##### EXTRACTED INFORMATION #####
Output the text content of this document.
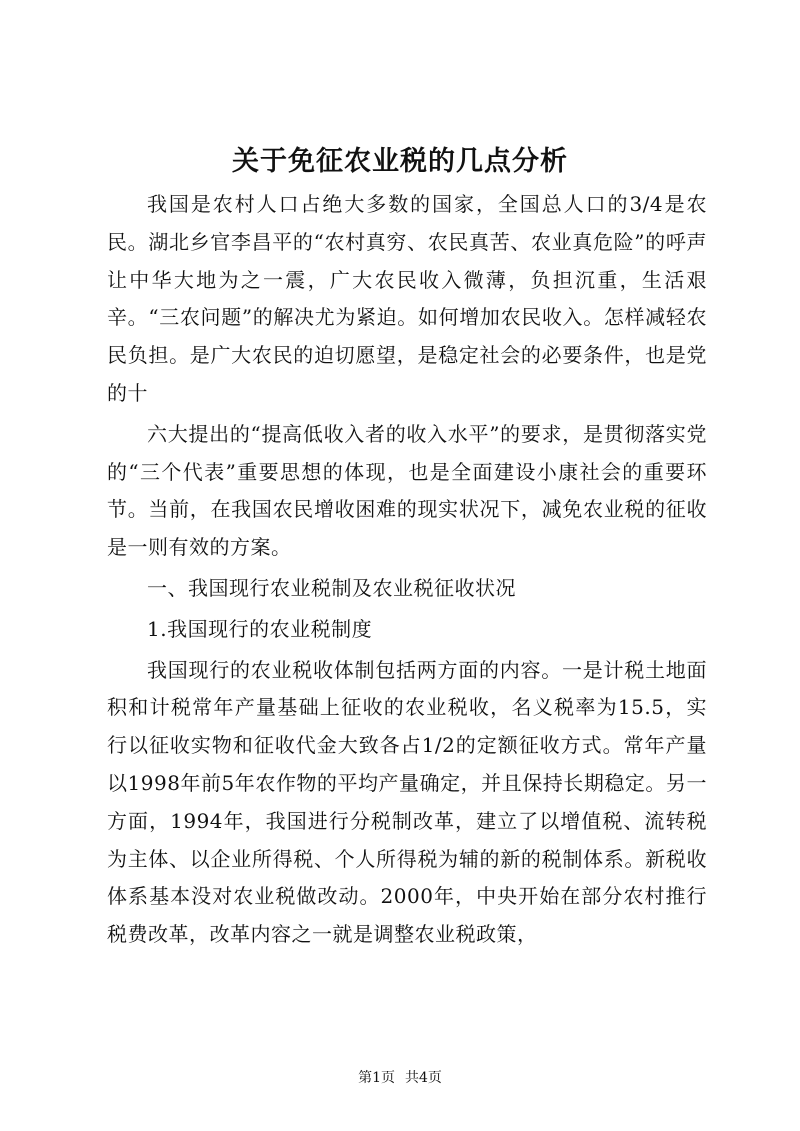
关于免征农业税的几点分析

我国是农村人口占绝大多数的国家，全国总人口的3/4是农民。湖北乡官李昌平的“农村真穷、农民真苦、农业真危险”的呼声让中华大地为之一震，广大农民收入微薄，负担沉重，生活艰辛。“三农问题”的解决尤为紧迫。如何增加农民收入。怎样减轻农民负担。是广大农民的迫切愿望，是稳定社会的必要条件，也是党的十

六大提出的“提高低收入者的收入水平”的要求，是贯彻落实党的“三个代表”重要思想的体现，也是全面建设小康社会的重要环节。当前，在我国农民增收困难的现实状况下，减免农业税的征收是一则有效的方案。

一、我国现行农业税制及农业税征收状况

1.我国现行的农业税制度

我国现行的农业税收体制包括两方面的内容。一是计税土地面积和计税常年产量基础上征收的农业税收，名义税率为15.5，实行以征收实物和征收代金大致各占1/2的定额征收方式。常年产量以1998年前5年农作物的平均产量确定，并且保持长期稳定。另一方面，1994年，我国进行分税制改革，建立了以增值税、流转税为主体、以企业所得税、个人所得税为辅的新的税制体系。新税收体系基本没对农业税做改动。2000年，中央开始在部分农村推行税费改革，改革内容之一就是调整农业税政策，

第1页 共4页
#####
##### EXTRACTED INFORMATION #####
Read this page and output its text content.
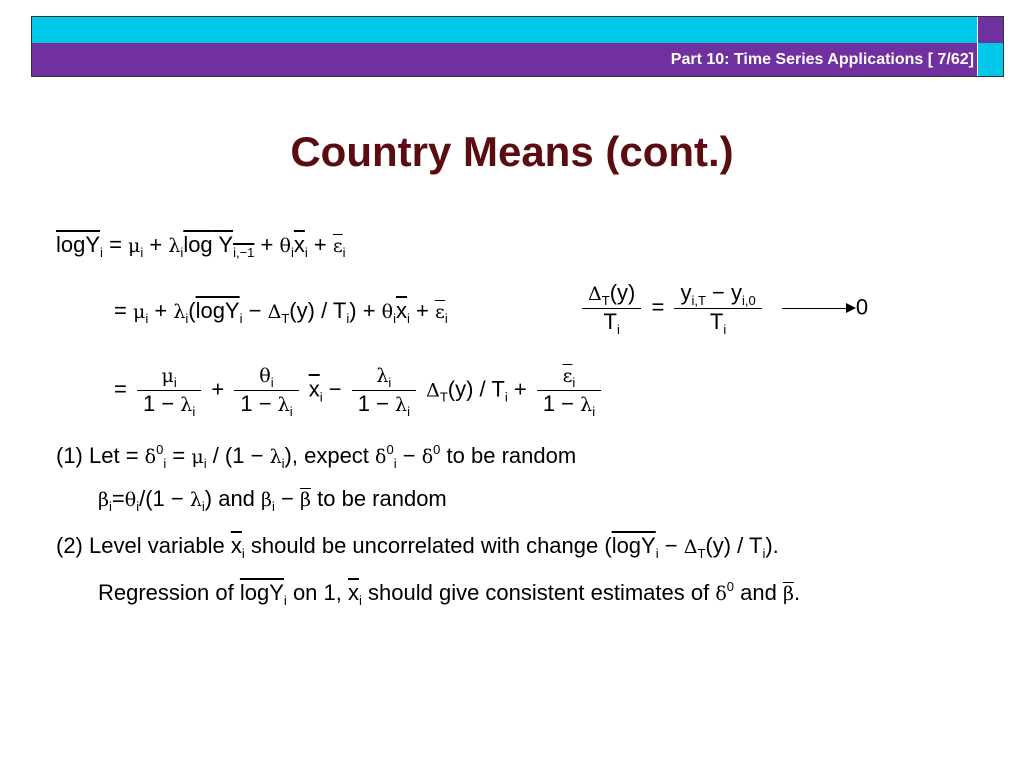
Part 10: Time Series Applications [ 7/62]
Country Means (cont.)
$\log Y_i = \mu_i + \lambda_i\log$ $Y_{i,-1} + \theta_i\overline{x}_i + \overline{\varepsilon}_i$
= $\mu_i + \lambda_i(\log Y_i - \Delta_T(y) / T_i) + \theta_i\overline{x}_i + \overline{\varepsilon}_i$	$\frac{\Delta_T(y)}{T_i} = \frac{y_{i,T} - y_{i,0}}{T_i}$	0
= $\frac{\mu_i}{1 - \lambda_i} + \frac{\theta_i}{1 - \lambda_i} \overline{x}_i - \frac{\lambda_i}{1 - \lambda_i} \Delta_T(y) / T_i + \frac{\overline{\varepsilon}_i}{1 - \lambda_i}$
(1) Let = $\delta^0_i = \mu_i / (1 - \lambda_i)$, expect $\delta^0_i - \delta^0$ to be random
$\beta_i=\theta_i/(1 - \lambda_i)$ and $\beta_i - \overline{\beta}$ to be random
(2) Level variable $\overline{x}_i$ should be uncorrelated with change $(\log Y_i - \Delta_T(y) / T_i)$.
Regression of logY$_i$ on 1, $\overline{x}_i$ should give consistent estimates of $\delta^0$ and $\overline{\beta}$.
#####
Check each line of the records above for "should", and copy those that have it.

* [ANSWER TO THIS TASK]
(2) Level variable $\overline{x}_i$ should be uncorrelated with change $(\log Y_i - \Delta_T(y) / T_i)$.
Regression of logY$_i$ on 1, $\overline{x}_i$ should give consistent estimates of $\delta^0$ and $\overline{\beta}$.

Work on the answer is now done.